* start Data listing *
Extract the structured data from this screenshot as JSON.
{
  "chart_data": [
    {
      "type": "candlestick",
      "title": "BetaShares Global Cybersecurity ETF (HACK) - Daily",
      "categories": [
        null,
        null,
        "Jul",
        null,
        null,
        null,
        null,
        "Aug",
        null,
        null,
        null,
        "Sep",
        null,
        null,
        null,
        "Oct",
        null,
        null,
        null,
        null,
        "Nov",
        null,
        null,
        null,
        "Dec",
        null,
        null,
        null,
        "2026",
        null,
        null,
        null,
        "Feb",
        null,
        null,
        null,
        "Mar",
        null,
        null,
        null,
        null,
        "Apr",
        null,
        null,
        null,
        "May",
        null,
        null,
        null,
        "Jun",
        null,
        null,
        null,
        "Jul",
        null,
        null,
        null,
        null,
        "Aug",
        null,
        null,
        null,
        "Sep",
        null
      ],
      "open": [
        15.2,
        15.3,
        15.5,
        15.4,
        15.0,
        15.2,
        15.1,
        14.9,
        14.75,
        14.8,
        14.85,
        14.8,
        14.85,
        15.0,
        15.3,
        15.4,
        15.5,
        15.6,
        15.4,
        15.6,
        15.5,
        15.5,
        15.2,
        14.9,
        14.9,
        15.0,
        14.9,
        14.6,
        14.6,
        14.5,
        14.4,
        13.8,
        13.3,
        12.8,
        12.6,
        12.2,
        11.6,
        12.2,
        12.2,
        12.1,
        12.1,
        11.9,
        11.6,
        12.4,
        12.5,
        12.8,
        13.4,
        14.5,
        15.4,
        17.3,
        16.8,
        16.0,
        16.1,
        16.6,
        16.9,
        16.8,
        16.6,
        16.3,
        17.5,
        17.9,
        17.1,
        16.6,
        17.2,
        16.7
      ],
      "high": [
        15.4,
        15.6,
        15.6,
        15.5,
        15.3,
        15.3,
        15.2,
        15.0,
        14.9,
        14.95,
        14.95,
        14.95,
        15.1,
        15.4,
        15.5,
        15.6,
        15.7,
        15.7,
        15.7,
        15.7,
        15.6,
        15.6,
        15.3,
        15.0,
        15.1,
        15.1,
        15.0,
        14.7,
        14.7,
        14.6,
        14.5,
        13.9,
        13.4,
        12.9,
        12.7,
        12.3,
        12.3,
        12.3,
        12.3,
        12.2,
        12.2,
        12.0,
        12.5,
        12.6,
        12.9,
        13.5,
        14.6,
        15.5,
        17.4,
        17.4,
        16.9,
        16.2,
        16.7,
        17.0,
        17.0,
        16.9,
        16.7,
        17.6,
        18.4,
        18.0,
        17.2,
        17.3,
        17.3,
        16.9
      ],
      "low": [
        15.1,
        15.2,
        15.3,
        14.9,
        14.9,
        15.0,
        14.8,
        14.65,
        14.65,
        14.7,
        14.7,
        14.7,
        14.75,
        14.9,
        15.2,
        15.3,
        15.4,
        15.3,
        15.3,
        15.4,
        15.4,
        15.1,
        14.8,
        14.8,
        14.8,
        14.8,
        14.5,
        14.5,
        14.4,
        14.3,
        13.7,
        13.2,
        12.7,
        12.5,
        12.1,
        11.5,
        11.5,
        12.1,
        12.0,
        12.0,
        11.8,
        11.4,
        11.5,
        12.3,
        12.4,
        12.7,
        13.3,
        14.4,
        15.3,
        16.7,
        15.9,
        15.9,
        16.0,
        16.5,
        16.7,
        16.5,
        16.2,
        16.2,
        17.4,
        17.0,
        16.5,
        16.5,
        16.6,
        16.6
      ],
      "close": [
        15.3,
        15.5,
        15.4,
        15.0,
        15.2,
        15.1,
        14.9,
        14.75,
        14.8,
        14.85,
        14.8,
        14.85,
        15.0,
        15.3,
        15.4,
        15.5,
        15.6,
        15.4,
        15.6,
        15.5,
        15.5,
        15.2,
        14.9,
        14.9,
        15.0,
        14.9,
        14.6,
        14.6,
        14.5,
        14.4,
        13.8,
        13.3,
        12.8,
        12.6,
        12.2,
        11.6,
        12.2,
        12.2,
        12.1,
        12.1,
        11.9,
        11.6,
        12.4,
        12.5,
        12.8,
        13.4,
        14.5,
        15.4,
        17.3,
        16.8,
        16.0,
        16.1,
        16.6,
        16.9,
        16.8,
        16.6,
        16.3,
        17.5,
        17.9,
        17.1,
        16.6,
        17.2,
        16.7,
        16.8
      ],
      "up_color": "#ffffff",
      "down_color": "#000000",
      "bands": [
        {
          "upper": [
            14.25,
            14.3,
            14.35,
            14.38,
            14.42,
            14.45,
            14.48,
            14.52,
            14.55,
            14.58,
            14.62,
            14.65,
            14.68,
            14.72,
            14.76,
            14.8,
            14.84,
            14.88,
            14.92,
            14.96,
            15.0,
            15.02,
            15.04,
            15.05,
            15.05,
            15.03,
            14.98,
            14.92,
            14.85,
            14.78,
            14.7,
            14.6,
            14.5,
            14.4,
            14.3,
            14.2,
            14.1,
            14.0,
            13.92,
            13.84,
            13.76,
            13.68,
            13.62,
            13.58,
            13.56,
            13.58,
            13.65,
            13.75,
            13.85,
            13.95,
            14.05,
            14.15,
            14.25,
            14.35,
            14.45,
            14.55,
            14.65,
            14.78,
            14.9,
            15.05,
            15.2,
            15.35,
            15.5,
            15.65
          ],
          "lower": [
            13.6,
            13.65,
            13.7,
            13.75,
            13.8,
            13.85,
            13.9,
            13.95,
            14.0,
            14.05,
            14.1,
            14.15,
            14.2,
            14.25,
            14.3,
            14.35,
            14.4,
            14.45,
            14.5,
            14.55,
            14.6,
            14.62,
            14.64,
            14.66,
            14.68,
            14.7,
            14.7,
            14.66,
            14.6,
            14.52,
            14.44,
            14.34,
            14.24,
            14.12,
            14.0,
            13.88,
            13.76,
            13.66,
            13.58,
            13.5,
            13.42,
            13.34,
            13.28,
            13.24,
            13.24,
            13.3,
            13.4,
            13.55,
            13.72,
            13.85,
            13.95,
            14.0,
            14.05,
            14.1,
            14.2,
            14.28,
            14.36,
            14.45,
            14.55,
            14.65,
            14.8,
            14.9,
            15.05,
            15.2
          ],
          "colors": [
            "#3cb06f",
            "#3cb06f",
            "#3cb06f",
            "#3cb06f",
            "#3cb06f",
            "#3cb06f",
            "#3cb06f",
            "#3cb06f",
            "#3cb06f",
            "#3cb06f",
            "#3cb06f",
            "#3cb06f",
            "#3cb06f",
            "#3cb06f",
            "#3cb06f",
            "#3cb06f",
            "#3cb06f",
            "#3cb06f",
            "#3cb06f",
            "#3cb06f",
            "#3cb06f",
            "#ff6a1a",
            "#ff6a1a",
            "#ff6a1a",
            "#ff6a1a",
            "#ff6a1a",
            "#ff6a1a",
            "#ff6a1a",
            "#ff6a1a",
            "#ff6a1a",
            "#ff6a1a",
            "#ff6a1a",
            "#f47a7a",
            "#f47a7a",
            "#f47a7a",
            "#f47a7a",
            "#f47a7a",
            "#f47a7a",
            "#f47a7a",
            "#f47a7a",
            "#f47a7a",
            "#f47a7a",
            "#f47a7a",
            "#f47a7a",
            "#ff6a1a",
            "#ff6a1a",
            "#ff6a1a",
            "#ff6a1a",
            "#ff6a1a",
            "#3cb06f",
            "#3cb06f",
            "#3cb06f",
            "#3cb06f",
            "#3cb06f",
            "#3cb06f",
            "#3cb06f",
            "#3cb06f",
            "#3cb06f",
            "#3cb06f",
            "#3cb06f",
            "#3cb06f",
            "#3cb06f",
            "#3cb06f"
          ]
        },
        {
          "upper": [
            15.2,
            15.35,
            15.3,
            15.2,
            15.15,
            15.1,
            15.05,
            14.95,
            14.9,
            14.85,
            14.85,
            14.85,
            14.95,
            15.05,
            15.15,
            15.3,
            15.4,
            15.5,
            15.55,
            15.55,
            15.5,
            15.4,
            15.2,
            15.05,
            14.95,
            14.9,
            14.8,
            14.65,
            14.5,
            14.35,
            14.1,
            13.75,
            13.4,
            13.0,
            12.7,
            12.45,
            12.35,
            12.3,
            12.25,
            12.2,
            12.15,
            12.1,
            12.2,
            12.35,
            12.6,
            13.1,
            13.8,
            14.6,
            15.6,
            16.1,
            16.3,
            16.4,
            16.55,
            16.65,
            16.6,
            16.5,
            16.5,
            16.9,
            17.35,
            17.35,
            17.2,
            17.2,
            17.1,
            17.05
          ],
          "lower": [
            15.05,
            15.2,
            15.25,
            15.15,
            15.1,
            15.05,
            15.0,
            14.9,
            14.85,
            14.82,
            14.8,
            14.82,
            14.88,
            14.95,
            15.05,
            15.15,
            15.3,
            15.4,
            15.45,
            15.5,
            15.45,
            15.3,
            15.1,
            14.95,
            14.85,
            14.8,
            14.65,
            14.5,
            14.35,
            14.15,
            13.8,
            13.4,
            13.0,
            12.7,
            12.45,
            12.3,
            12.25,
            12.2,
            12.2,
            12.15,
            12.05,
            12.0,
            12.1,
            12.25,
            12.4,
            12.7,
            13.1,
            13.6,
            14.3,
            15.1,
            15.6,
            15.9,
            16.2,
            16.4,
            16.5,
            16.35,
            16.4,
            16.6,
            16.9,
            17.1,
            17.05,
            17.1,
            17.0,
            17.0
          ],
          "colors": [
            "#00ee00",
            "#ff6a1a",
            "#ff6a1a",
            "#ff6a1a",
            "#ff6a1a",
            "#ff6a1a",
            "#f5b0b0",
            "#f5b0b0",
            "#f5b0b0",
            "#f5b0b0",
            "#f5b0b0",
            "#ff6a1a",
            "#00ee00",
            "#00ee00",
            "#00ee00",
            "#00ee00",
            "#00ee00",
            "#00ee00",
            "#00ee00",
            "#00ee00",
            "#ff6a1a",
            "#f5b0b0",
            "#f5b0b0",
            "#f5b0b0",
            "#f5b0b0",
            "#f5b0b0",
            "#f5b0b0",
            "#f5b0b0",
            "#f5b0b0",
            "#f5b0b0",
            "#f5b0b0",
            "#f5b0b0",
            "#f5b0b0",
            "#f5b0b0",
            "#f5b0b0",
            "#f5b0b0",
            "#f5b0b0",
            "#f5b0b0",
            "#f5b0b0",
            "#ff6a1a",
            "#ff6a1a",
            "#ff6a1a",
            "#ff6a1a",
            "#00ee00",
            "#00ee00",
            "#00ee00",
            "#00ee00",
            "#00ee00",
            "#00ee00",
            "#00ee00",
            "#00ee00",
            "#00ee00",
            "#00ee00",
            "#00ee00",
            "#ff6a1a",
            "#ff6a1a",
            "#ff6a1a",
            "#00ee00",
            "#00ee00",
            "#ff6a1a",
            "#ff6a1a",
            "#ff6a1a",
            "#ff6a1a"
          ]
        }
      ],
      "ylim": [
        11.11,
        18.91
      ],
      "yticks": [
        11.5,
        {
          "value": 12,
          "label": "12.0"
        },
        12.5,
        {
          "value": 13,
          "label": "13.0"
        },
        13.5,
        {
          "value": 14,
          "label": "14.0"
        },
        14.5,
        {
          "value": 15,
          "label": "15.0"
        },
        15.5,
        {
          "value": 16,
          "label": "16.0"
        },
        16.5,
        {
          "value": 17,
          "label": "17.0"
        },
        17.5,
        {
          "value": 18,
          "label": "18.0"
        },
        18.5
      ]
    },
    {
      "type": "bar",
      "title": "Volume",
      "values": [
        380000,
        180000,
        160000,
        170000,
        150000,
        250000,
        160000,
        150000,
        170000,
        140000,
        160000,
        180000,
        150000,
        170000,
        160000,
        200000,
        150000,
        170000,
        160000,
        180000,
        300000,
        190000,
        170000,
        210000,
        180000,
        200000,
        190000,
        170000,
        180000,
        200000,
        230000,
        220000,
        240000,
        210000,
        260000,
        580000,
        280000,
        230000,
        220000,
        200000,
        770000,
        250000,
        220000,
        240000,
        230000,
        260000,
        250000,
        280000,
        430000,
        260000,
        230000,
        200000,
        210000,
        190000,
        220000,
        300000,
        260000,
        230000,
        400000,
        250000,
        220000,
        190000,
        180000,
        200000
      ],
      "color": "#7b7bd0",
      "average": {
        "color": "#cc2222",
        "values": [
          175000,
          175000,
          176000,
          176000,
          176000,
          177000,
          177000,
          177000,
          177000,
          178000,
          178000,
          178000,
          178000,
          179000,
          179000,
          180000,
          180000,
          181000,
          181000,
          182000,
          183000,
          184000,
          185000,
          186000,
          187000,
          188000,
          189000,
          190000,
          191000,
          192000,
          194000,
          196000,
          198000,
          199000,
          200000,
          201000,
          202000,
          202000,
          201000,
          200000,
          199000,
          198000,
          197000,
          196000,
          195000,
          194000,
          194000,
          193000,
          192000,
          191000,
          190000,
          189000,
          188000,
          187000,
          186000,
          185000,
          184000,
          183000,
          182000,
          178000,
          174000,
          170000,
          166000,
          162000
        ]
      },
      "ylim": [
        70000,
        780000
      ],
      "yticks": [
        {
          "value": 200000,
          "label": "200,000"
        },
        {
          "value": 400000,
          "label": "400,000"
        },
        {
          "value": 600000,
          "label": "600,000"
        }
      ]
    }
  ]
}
* end Data listing *
■ **Task requirements**: Filter the records above and return every line that holds the word "label".

■ **Response to the exercise**:
          "label": "12.0"
          "label": "13.0"
          "label": "14.0"
          "label": "15.0"
          "label": "16.0"
          "label": "17.0"
          "label": "18.0"
          "label": "200,000"
          "label": "400,000"
          "label": "600,000"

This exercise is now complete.